## Items
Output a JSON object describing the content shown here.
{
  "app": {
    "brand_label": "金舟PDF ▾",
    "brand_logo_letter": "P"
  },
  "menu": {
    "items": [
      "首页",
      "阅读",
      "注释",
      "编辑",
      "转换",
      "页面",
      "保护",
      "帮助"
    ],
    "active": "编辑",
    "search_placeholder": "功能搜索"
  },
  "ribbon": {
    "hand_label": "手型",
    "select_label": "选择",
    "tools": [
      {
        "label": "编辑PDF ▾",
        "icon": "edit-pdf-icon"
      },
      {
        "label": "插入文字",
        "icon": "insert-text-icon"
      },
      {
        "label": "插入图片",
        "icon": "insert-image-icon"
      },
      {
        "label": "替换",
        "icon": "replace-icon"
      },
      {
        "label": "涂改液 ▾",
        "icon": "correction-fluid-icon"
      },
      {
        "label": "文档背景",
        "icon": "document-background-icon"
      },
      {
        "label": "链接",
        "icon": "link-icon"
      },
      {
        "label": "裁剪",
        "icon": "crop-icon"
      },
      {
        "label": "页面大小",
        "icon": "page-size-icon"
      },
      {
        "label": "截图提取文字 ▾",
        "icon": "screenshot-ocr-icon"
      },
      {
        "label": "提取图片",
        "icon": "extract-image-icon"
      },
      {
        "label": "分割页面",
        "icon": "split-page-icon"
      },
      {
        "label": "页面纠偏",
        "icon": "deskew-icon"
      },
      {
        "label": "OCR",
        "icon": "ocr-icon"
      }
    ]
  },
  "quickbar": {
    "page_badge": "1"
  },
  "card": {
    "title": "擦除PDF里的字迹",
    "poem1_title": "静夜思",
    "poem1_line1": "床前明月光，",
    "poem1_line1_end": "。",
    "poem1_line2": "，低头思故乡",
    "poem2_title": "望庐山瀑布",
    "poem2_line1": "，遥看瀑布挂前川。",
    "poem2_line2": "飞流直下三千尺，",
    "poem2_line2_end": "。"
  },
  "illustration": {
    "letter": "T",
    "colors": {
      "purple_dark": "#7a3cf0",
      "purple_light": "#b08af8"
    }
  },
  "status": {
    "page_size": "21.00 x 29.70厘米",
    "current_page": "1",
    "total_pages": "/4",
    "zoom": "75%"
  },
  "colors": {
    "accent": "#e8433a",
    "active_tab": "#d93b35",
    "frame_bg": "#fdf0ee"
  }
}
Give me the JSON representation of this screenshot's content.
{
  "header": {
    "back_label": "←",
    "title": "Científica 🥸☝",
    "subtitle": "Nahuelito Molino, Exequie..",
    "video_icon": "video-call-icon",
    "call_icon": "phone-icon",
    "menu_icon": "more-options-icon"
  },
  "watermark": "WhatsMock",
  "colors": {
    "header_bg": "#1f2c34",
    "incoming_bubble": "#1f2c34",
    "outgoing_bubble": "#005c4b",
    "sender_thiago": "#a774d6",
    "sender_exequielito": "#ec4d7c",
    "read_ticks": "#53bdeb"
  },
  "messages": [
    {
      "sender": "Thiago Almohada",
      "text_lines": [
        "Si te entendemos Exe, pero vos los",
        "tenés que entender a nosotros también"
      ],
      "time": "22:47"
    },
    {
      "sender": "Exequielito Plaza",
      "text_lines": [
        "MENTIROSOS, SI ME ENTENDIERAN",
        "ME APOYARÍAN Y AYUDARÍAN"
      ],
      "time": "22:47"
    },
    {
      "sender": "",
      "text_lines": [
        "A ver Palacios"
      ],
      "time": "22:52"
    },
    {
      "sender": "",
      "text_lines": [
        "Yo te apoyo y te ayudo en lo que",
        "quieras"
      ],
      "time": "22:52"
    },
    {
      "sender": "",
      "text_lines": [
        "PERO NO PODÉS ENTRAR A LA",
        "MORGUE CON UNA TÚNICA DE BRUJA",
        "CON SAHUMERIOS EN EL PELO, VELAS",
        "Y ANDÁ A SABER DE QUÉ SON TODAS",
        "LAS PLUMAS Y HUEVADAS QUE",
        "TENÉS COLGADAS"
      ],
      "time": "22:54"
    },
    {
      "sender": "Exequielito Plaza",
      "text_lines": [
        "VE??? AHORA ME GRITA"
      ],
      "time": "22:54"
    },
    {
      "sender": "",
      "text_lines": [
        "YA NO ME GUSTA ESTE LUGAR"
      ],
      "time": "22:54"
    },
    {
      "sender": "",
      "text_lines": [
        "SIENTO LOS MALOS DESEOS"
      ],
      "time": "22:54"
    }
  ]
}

## Exercise task
Make an exact copy of the records.

## Full solution
Output a JSON object describing the content shown here.
{
  "app": {
    "brand_label": "金舟PDF ▾",
    "brand_logo_letter": "P"
  },
  "menu": {
    "items": [
      "首页",
      "阅读",
      "注释",
      "编辑",
      "转换",
      "页面",
      "保护",
      "帮助"
    ],
    "active": "编辑",
    "search_placeholder": "功能搜索"
  },
  "ribbon": {
    "hand_label": "手型",
    "select_label": "选择",
    "tools": [
      {
        "label": "编辑PDF ▾",
        "icon": "edit-pdf-icon"
      },
      {
        "label": "插入文字",
        "icon": "insert-text-icon"
      },
      {
        "label": "插入图片",
        "icon": "insert-image-icon"
      },
      {
        "label": "替换",
        "icon": "replace-icon"
      },
      {
        "label": "涂改液 ▾",
        "icon": "correction-fluid-icon"
      },
      {
        "label": "文档背景",
        "icon": "document-background-icon"
      },
      {
        "label": "链接",
        "icon": "link-icon"
      },
      {
        "label": "裁剪",
        "icon": "crop-icon"
      },
      {
        "label": "页面大小",
        "icon": "page-size-icon"
      },
      {
        "label": "截图提取文字 ▾",
        "icon": "screenshot-ocr-icon"
      },
      {
        "label": "提取图片",
        "icon": "extract-image-icon"
      },
      {
        "label": "分割页面",
        "icon": "split-page-icon"
      },
      {
        "label": "页面纠偏",
        "icon": "deskew-icon"
      },
      {
        "label": "OCR",
        "icon": "ocr-icon"
      }
    ]
  },
  "quickbar": {
    "page_badge": "1"
  },
  "card": {
    "title": "擦除PDF里的字迹",
    "poem1_title": "静夜思",
    "poem1_line1": "床前明月光，",
    "poem1_line1_end": "。",
    "poem1_line2": "，低头思故乡",
    "poem2_title": "望庐山瀑布",
    "poem2_line1": "，遥看瀑布挂前川。",
    "poem2_line2": "飞流直下三千尺，",
    "poem2_line2_end": "。"
  },
  "illustration": {
    "letter": "T",
    "colors": {
      "purple_dark": "#7a3cf0",
      "purple_light": "#b08af8"
    }
  },
  "status": {
    "page_size": "21.00 x 29.70厘米",
    "current_page": "1",
    "total_pages": "/4",
    "zoom": "75%"
  },
  "colors": {
    "accent": "#e8433a",
    "active_tab": "#d93b35",
    "frame_bg": "#fdf0ee"
  }
}
Give me the JSON representation of this screenshot's content.
{
  "header": {
    "back_label": "←",
    "title": "Científica 🥸☝",
    "subtitle": "Nahuelito Molino, Exequie..",
    "video_icon": "video-call-icon",
    "call_icon": "phone-icon",
    "menu_icon": "more-options-icon"
  },
  "watermark": "WhatsMock",
  "colors": {
    "header_bg": "#1f2c34",
    "incoming_bubble": "#1f2c34",
    "outgoing_bubble": "#005c4b",
    "sender_thiago": "#a774d6",
    "sender_exequielito": "#ec4d7c",
    "read_ticks": "#53bdeb"
  },
  "messages": [
    {
      "sender": "Thiago Almohada",
      "text_lines": [
        "Si te entendemos Exe, pero vos los",
        "tenés que entender a nosotros también"
      ],
      "time": "22:47"
    },
    {
      "sender": "Exequielito Plaza",
      "text_lines": [
        "MENTIROSOS, SI ME ENTENDIERAN",
        "ME APOYARÍAN Y AYUDARÍAN"
      ],
      "time": "22:47"
    },
    {
      "sender": "",
      "text_lines": [
        "A ver Palacios"
      ],
      "time": "22:52"
    },
    {
      "sender": "",
      "text_lines": [
        "Yo te apoyo y te ayudo en lo que",
        "quieras"
      ],
      "time": "22:52"
    },
    {
      "sender": "",
      "text_lines": [
        "PERO NO PODÉS ENTRAR A LA",
        "MORGUE CON UNA TÚNICA DE BRUJA",
        "CON SAHUMERIOS EN EL PELO, VELAS",
        "Y ANDÁ A SABER DE QUÉ SON TODAS",
        "LAS PLUMAS Y HUEVADAS QUE",
        "TENÉS COLGADAS"
      ],
      "time": "22:54"
    },
    {
      "sender": "Exequielito Plaza",
      "text_lines": [
        "VE??? AHORA ME GRITA"
      ],
      "time": "22:54"
    },
    {
      "sender": "",
      "text_lines": [
        "YA NO ME GUSTA ESTE LUGAR"
      ],
      "time": "22:54"
    },
    {
      "sender": "",
      "text_lines": [
        "SIENTO LOS MALOS DESEOS"
      ],
      "time": "22:54"
    }
  ]
}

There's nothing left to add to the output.